Records from a data collection
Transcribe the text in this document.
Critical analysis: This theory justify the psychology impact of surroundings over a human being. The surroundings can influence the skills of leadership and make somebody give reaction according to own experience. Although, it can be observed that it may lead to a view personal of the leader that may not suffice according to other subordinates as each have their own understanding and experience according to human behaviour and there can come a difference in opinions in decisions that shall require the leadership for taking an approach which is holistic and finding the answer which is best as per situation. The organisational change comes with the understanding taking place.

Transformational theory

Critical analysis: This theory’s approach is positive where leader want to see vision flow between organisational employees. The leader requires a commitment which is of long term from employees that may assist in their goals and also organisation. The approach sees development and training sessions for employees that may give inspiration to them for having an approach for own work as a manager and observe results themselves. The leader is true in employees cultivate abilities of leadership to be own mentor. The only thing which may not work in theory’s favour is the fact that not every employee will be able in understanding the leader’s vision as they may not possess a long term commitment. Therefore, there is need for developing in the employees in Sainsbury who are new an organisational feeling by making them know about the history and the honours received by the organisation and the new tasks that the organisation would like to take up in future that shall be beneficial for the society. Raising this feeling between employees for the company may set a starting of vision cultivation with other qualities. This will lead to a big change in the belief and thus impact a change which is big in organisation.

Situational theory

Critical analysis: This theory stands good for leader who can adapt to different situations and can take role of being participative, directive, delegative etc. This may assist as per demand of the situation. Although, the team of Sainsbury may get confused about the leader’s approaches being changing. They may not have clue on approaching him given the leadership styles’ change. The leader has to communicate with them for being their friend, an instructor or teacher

**Exercise directions:** Repeat every line of the material exactly as given.

**Complete output:**
Transcribe the text in this document.
Critical analysis: This theory justify the psychology impact of surroundings over a human being. The surroundings can influence the skills of leadership and make somebody give reaction according to own experience. Although, it can be observed that it may lead to a view personal of the leader that may not suffice according to other subordinates as each have their own understanding and experience according to human behaviour and there can come a difference in opinions in decisions that shall require the leadership for taking an approach which is holistic and finding the answer which is best as per situation. The organisational change comes with the understanding taking place.

Transformational theory

Critical analysis: This theory’s approach is positive where leader want to see vision flow between organisational employees. The leader requires a commitment which is of long term from employees that may assist in their goals and also organisation. The approach sees development and training sessions for employees that may give inspiration to them for having an approach for own work as a manager and observe results themselves. The leader is true in employees cultivate abilities of leadership to be own mentor. The only thing which may not work in theory’s favour is the fact that not every employee will be able in understanding the leader’s vision as they may not possess a long term commitment. Therefore, there is need for developing in the employees in Sainsbury who are new an organisational feeling by making them know about the history and the honours received by the organisation and the new tasks that the organisation would like to take up in future that shall be beneficial for the society. Raising this feeling between employees for the company may set a starting of vision cultivation with other qualities. This will lead to a big change in the belief and thus impact a change which is big in organisation.

Situational theory

Critical analysis: This theory stands good for leader who can adapt to different situations and can take role of being participative, directive, delegative etc. This may assist as per demand of the situation. Although, the team of Sainsbury may get confused about the leader’s approaches being changing. They may not have clue on approaching him given the leadership styles’ change. The leader has to communicate with them for being their friend, an instructor or teacher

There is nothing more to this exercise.